### What to work on
1/ Reproduce the passage of the lift traffic paper that opens with the words containing "This paper reflects" and closes with "measurements and observation.".
2/ In the lift traffic paper, how large was the population of the major office buildings where passenger demand was measured by manual survey?
3/ According to the lift traffic paper, why is the risk of under-lifting a building mitigated?

### Page

start

V. Prof. Dr. Richard Peters
Peters Research Ltd
Proceedings of the European Lift Congress Heilbronn 2016 (Technical Academy of Heilbronn eV) (2016) This web version © Peters Research Ltd 2017.
This paper highlights some of the discrepancies between traffic calculations and real world measurements. Unless everyone is clear what is being assumed in traffic calculations, and what the reality is, discrepancies can have major consequences resulting in excessive waiting times and queues. The topics considered are population, passenger demand, lift capacity, performance time, dwell times and destination control systems.
This paper reflects many years of supporting clients who are confused and frustrated that the performance of their lifts do not reflect the promises of the traffic calculations (round trip time and simulation) originally provided. It highlights some of the recurring themes in comparing traffic calculations with real world measurements and observation.
The examples are anonymised and from a range of suppliers. No criticism of any specific company is intended. However, as an industry we need to be more open and transparent in our traffic calculations to retain the trust of our customers.
Traffic design calculations have to make assumptions about the building population and peak passenger demand. Every building population is unique and changes over the building lifetime. There is no “correct” passenger demand criteria that can be applied to all office buildings or all residential buildings, etc. but there are reasonable assumptions about worst case demand that can be made to reduce the risk of a poor lift service .
Figure 1 shows a range of passenger demands measured by manual survey in major office buildings (with a population of over 1000 people) . As most designers assume a passenger demand towards the higher end of actual measurements, the risk of under-lifting a building is mitigated; in most instances the passenger demand will be less than the design assumption.
In many instances using a worst case estimate for passenger demand hides other over-optimistic traffic calculation assumptions, as discussed in later sections. This means that some “under-lifted” buildings work. However, there is a risk that over the building lifetime the worst case demand is realised, at which point other optimistic assumptions are exposed.

end

### Dataset content
start

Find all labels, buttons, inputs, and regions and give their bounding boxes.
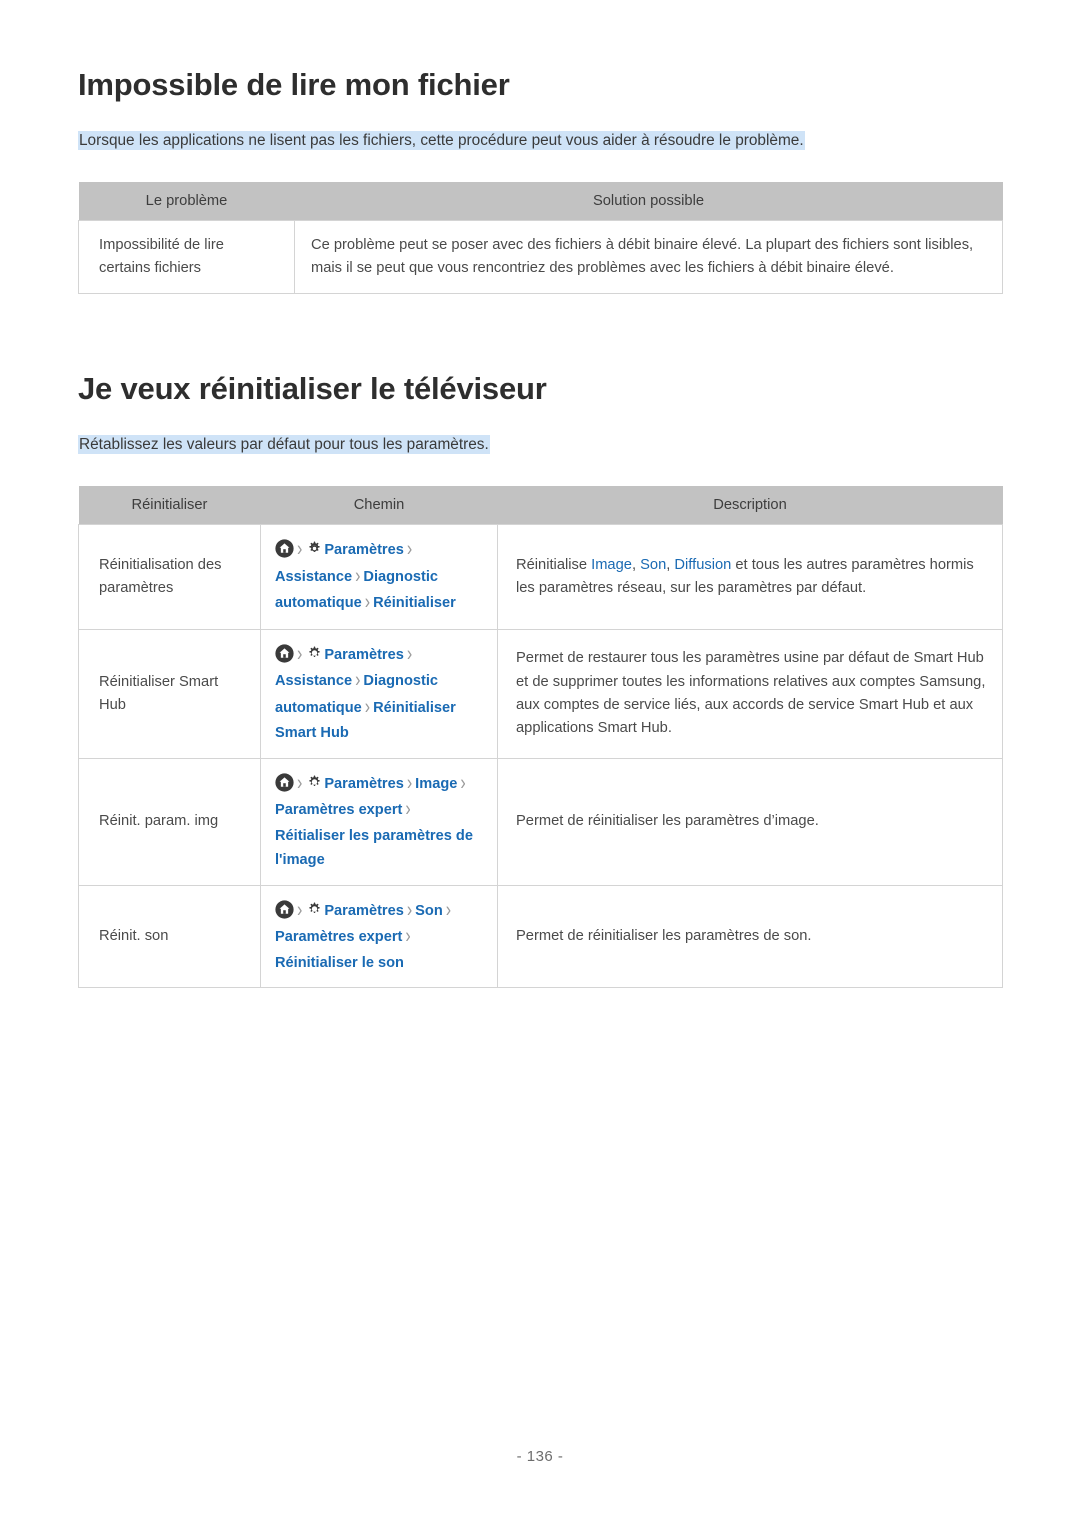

end

### Solved problems
1/
This paper reflects many years of supporting clients who are confused and frustrated that the performance of their lifts do not reflect the promises of the traffic calculations (round trip time and simulation) originally provided. It highlights some of the recurring themes in comparing traffic calculations with real world measurements and observation.

2/ Over 1000 people.

3/ Most designers assume a passenger demand toward the higher end of actual measurements. In most instances, the real passenger demand is therefore less than the design assumption.